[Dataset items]
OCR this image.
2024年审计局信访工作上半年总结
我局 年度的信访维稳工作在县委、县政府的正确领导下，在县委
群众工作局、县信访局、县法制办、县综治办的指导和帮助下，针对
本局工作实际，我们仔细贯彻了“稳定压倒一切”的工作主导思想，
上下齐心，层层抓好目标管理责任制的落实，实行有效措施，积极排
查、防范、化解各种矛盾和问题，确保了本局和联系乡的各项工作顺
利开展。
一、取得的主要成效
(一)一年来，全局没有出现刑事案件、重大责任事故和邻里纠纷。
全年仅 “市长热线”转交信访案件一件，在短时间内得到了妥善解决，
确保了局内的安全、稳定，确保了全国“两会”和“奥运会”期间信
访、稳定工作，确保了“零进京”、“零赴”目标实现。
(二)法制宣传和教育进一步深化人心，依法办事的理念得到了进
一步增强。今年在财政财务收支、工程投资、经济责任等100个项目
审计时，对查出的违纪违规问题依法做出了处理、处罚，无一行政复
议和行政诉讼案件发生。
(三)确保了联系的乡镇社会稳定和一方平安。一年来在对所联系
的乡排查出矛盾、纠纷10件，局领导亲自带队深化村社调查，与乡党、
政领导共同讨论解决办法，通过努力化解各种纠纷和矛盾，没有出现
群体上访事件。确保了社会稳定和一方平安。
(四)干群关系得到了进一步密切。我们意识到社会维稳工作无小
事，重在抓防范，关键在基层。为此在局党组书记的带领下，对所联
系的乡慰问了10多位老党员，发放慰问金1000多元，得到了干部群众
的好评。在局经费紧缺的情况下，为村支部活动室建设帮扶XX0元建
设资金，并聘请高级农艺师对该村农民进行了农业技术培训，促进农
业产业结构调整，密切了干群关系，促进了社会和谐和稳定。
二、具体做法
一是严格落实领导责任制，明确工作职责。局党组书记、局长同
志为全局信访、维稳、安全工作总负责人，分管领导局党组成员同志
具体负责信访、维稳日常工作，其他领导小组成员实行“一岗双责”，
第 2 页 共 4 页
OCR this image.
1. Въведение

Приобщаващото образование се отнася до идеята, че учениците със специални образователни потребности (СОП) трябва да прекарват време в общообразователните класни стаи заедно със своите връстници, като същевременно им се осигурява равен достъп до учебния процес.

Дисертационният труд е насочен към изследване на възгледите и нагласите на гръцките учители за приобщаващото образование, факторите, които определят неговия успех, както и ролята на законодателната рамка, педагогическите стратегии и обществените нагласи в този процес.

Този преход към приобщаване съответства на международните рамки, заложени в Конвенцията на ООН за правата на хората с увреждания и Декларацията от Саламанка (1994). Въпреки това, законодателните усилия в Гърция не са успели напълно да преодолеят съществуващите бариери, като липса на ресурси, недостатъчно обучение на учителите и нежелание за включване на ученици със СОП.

Task directions: Each line of the material should be echoed exactly.

Result of the exercise:
OCR this image.
2024年审计局信访工作上半年总结
我局 年度的信访维稳工作在县委、县政府的正确领导下，在县委
群众工作局、县信访局、县法制办、县综治办的指导和帮助下，针对
本局工作实际，我们仔细贯彻了“稳定压倒一切”的工作主导思想，
上下齐心，层层抓好目标管理责任制的落实，实行有效措施，积极排
查、防范、化解各种矛盾和问题，确保了本局和联系乡的各项工作顺
利开展。
一、取得的主要成效
(一)一年来，全局没有出现刑事案件、重大责任事故和邻里纠纷。
全年仅 “市长热线”转交信访案件一件，在短时间内得到了妥善解决，
确保了局内的安全、稳定，确保了全国“两会”和“奥运会”期间信
访、稳定工作，确保了“零进京”、“零赴”目标实现。
(二)法制宣传和教育进一步深化人心，依法办事的理念得到了进
一步增强。今年在财政财务收支、工程投资、经济责任等100个项目
审计时，对查出的违纪违规问题依法做出了处理、处罚，无一行政复
议和行政诉讼案件发生。
(三)确保了联系的乡镇社会稳定和一方平安。一年来在对所联系
的乡排查出矛盾、纠纷10件，局领导亲自带队深化村社调查，与乡党、
政领导共同讨论解决办法，通过努力化解各种纠纷和矛盾，没有出现
群体上访事件。确保了社会稳定和一方平安。
(四)干群关系得到了进一步密切。我们意识到社会维稳工作无小
事，重在抓防范，关键在基层。为此在局党组书记的带领下，对所联
系的乡慰问了10多位老党员，发放慰问金1000多元，得到了干部群众
的好评。在局经费紧缺的情况下，为村支部活动室建设帮扶XX0元建
设资金，并聘请高级农艺师对该村农民进行了农业技术培训，促进农
业产业结构调整，密切了干群关系，促进了社会和谐和稳定。
二、具体做法
一是严格落实领导责任制，明确工作职责。局党组书记、局长同
志为全局信访、维稳、安全工作总负责人，分管领导局党组成员同志
具体负责信访、维稳日常工作，其他领导小组成员实行“一岗双责”，
第 2 页 共 4 页
OCR this image.
1. Въведение

Приобщаващото образование се отнася до идеята, че учениците със специални образователни потребности (СОП) трябва да прекарват време в общообразователните класни стаи заедно със своите връстници, като същевременно им се осигурява равен достъп до учебния процес.

Дисертационният труд е насочен към изследване на възгледите и нагласите на гръцките учители за приобщаващото образование, факторите, които определят неговия успех, както и ролята на законодателната рамка, педагогическите стратегии и обществените нагласи в този процес.

Този преход към приобщаване съответства на международните рамки, заложени в Конвенцията на ООН за правата на хората с увреждания и Декларацията от Саламанка (1994). Въпреки това, законодателните усилия в Гърция не са успели напълно да преодолеят съществуващите бариери, като липса на ресурси, недостатъчно обучение на учителите и нежелание за включване на ученици със СОП.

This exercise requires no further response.